Every record below should be printed exactly as it appears.

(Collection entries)
+---+
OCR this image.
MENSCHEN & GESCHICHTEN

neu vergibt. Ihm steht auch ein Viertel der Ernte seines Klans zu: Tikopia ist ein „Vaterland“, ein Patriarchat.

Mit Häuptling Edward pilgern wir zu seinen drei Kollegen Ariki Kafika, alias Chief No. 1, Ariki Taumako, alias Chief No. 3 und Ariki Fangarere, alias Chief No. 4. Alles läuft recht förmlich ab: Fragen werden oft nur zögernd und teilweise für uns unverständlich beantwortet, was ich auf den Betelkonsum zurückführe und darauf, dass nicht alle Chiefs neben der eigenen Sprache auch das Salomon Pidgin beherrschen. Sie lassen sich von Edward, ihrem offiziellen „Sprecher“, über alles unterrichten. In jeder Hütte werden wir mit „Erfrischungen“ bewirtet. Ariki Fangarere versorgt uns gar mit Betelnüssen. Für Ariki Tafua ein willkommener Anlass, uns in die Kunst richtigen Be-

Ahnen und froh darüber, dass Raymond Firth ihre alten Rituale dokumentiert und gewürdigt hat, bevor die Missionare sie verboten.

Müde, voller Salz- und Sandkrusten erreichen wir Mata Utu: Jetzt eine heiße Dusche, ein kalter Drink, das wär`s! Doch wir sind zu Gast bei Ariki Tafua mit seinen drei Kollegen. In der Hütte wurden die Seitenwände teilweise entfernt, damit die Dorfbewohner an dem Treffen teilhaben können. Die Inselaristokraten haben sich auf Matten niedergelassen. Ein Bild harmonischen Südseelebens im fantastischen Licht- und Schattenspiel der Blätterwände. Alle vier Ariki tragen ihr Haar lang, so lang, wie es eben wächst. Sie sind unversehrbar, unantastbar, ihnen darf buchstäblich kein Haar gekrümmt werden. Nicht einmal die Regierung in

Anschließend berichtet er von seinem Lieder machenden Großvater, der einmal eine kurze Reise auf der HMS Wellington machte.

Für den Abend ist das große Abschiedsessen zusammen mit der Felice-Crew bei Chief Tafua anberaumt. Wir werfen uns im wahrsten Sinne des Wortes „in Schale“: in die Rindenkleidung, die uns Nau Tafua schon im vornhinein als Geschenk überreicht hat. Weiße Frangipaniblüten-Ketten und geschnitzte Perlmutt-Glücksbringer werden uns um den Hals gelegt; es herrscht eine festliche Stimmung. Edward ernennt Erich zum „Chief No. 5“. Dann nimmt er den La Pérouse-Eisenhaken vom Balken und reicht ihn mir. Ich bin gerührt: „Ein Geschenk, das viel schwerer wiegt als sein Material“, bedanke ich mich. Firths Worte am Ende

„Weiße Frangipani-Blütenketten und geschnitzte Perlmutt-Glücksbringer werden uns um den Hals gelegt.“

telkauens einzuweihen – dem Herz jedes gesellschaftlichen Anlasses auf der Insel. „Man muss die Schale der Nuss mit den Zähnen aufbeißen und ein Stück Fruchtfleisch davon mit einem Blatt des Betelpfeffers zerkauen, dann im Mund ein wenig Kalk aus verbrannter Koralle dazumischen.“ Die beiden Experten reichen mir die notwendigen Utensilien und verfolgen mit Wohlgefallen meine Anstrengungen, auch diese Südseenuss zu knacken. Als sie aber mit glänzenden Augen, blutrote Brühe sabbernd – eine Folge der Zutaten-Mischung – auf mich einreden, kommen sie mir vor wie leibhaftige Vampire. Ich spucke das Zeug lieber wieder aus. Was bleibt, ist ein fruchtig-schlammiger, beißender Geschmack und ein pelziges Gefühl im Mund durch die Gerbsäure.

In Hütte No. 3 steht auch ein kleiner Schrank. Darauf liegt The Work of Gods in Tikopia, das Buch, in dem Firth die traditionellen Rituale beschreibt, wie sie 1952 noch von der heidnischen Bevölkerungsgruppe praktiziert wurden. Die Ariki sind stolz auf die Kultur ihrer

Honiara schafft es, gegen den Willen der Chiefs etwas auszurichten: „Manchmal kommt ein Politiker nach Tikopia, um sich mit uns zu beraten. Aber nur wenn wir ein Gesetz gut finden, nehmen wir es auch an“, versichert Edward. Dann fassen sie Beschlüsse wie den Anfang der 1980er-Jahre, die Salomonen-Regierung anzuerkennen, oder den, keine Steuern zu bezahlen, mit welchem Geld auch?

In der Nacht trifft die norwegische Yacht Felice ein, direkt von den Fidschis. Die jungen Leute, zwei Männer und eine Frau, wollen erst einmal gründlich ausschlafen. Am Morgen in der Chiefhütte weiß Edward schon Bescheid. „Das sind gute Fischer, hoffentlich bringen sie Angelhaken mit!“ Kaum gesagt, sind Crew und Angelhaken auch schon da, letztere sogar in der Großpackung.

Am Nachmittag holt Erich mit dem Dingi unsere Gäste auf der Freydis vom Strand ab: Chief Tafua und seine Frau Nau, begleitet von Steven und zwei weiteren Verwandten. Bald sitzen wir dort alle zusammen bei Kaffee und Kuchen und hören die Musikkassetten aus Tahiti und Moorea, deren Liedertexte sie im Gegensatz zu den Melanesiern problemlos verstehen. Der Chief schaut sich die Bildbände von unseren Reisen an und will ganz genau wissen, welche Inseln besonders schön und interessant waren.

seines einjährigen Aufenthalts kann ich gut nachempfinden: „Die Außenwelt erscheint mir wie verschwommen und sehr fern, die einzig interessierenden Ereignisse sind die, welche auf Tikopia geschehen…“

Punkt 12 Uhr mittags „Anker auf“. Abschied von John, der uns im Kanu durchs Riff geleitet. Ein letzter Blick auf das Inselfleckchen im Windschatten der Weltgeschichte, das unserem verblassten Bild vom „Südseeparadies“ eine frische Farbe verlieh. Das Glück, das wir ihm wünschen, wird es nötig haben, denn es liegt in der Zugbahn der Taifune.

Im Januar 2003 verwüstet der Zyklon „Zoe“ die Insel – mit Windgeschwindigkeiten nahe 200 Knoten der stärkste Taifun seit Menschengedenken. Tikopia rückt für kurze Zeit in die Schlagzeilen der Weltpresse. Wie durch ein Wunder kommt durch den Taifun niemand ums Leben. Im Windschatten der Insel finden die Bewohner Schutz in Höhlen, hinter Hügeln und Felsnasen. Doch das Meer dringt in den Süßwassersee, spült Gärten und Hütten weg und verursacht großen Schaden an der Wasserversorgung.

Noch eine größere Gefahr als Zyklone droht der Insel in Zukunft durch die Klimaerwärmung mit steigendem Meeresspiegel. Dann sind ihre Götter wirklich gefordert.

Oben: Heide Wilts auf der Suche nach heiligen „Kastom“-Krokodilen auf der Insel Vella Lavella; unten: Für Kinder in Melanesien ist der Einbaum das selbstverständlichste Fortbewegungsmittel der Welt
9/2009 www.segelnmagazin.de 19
+---+
=== EXERCISE OUTPUT ===
OCR this image.
MENSCHEN & GESCHICHTEN

neu vergibt. Ihm steht auch ein Viertel der Ernte seines Klans zu: Tikopia ist ein „Vaterland“, ein Patriarchat.

Mit Häuptling Edward pilgern wir zu seinen drei Kollegen Ariki Kafika, alias Chief No. 1, Ariki Taumako, alias Chief No. 3 und Ariki Fangarere, alias Chief No. 4. Alles läuft recht förmlich ab: Fragen werden oft nur zögernd und teilweise für uns unverständlich beantwortet, was ich auf den Betelkonsum zurückführe und darauf, dass nicht alle Chiefs neben der eigenen Sprache auch das Salomon Pidgin beherrschen. Sie lassen sich von Edward, ihrem offiziellen „Sprecher“, über alles unterrichten. In jeder Hütte werden wir mit „Erfrischungen“ bewirtet. Ariki Fangarere versorgt uns gar mit Betelnüssen. Für Ariki Tafua ein willkommener Anlass, uns in die Kunst richtigen Be-

Ahnen und froh darüber, dass Raymond Firth ihre alten Rituale dokumentiert und gewürdigt hat, bevor die Missionare sie verboten.

Müde, voller Salz- und Sandkrusten erreichen wir Mata Utu: Jetzt eine heiße Dusche, ein kalter Drink, das wär`s! Doch wir sind zu Gast bei Ariki Tafua mit seinen drei Kollegen. In der Hütte wurden die Seitenwände teilweise entfernt, damit die Dorfbewohner an dem Treffen teilhaben können. Die Inselaristokraten haben sich auf Matten niedergelassen. Ein Bild harmonischen Südseelebens im fantastischen Licht- und Schattenspiel der Blätterwände. Alle vier Ariki tragen ihr Haar lang, so lang, wie es eben wächst. Sie sind unversehrbar, unantastbar, ihnen darf buchstäblich kein Haar gekrümmt werden. Nicht einmal die Regierung in

Anschließend berichtet er von seinem Lieder machenden Großvater, der einmal eine kurze Reise auf der HMS Wellington machte.

Für den Abend ist das große Abschiedsessen zusammen mit der Felice-Crew bei Chief Tafua anberaumt. Wir werfen uns im wahrsten Sinne des Wortes „in Schale“: in die Rindenkleidung, die uns Nau Tafua schon im vornhinein als Geschenk überreicht hat. Weiße Frangipaniblüten-Ketten und geschnitzte Perlmutt-Glücksbringer werden uns um den Hals gelegt; es herrscht eine festliche Stimmung. Edward ernennt Erich zum „Chief No. 5“. Dann nimmt er den La Pérouse-Eisenhaken vom Balken und reicht ihn mir. Ich bin gerührt: „Ein Geschenk, das viel schwerer wiegt als sein Material“, bedanke ich mich. Firths Worte am Ende

„Weiße Frangipani-Blütenketten und geschnitzte Perlmutt-Glücksbringer werden uns um den Hals gelegt.“

telkauens einzuweihen – dem Herz jedes gesellschaftlichen Anlasses auf der Insel. „Man muss die Schale der Nuss mit den Zähnen aufbeißen und ein Stück Fruchtfleisch davon mit einem Blatt des Betelpfeffers zerkauen, dann im Mund ein wenig Kalk aus verbrannter Koralle dazumischen.“ Die beiden Experten reichen mir die notwendigen Utensilien und verfolgen mit Wohlgefallen meine Anstrengungen, auch diese Südseenuss zu knacken. Als sie aber mit glänzenden Augen, blutrote Brühe sabbernd – eine Folge der Zutaten-Mischung – auf mich einreden, kommen sie mir vor wie leibhaftige Vampire. Ich spucke das Zeug lieber wieder aus. Was bleibt, ist ein fruchtig-schlammiger, beißender Geschmack und ein pelziges Gefühl im Mund durch die Gerbsäure.

In Hütte No. 3 steht auch ein kleiner Schrank. Darauf liegt The Work of Gods in Tikopia, das Buch, in dem Firth die traditionellen Rituale beschreibt, wie sie 1952 noch von der heidnischen Bevölkerungsgruppe praktiziert wurden. Die Ariki sind stolz auf die Kultur ihrer

Honiara schafft es, gegen den Willen der Chiefs etwas auszurichten: „Manchmal kommt ein Politiker nach Tikopia, um sich mit uns zu beraten. Aber nur wenn wir ein Gesetz gut finden, nehmen wir es auch an“, versichert Edward. Dann fassen sie Beschlüsse wie den Anfang der 1980er-Jahre, die Salomonen-Regierung anzuerkennen, oder den, keine Steuern zu bezahlen, mit welchem Geld auch?

In der Nacht trifft die norwegische Yacht Felice ein, direkt von den Fidschis. Die jungen Leute, zwei Männer und eine Frau, wollen erst einmal gründlich ausschlafen. Am Morgen in der Chiefhütte weiß Edward schon Bescheid. „Das sind gute Fischer, hoffentlich bringen sie Angelhaken mit!“ Kaum gesagt, sind Crew und Angelhaken auch schon da, letztere sogar in der Großpackung.

Am Nachmittag holt Erich mit dem Dingi unsere Gäste auf der Freydis vom Strand ab: Chief Tafua und seine Frau Nau, begleitet von Steven und zwei weiteren Verwandten. Bald sitzen wir dort alle zusammen bei Kaffee und Kuchen und hören die Musikkassetten aus Tahiti und Moorea, deren Liedertexte sie im Gegensatz zu den Melanesiern problemlos verstehen. Der Chief schaut sich die Bildbände von unseren Reisen an und will ganz genau wissen, welche Inseln besonders schön und interessant waren.

seines einjährigen Aufenthalts kann ich gut nachempfinden: „Die Außenwelt erscheint mir wie verschwommen und sehr fern, die einzig interessierenden Ereignisse sind die, welche auf Tikopia geschehen…“

Punkt 12 Uhr mittags „Anker auf“. Abschied von John, der uns im Kanu durchs Riff geleitet. Ein letzter Blick auf das Inselfleckchen im Windschatten der Weltgeschichte, das unserem verblassten Bild vom „Südseeparadies“ eine frische Farbe verlieh. Das Glück, das wir ihm wünschen, wird es nötig haben, denn es liegt in der Zugbahn der Taifune.

Im Januar 2003 verwüstet der Zyklon „Zoe“ die Insel – mit Windgeschwindigkeiten nahe 200 Knoten der stärkste Taifun seit Menschengedenken. Tikopia rückt für kurze Zeit in die Schlagzeilen der Weltpresse. Wie durch ein Wunder kommt durch den Taifun niemand ums Leben. Im Windschatten der Insel finden die Bewohner Schutz in Höhlen, hinter Hügeln und Felsnasen. Doch das Meer dringt in den Süßwassersee, spült Gärten und Hütten weg und verursacht großen Schaden an der Wasserversorgung.

Noch eine größere Gefahr als Zyklone droht der Insel in Zukunft durch die Klimaerwärmung mit steigendem Meeresspiegel. Dann sind ihre Götter wirklich gefordert.

Oben: Heide Wilts auf der Suche nach heiligen „Kastom“-Krokodilen auf der Insel Vella Lavella; unten: Für Kinder in Melanesien ist der Einbaum das selbstverständlichste Fortbewegungsmittel der Welt
9/2009 www.segelnmagazin.de 19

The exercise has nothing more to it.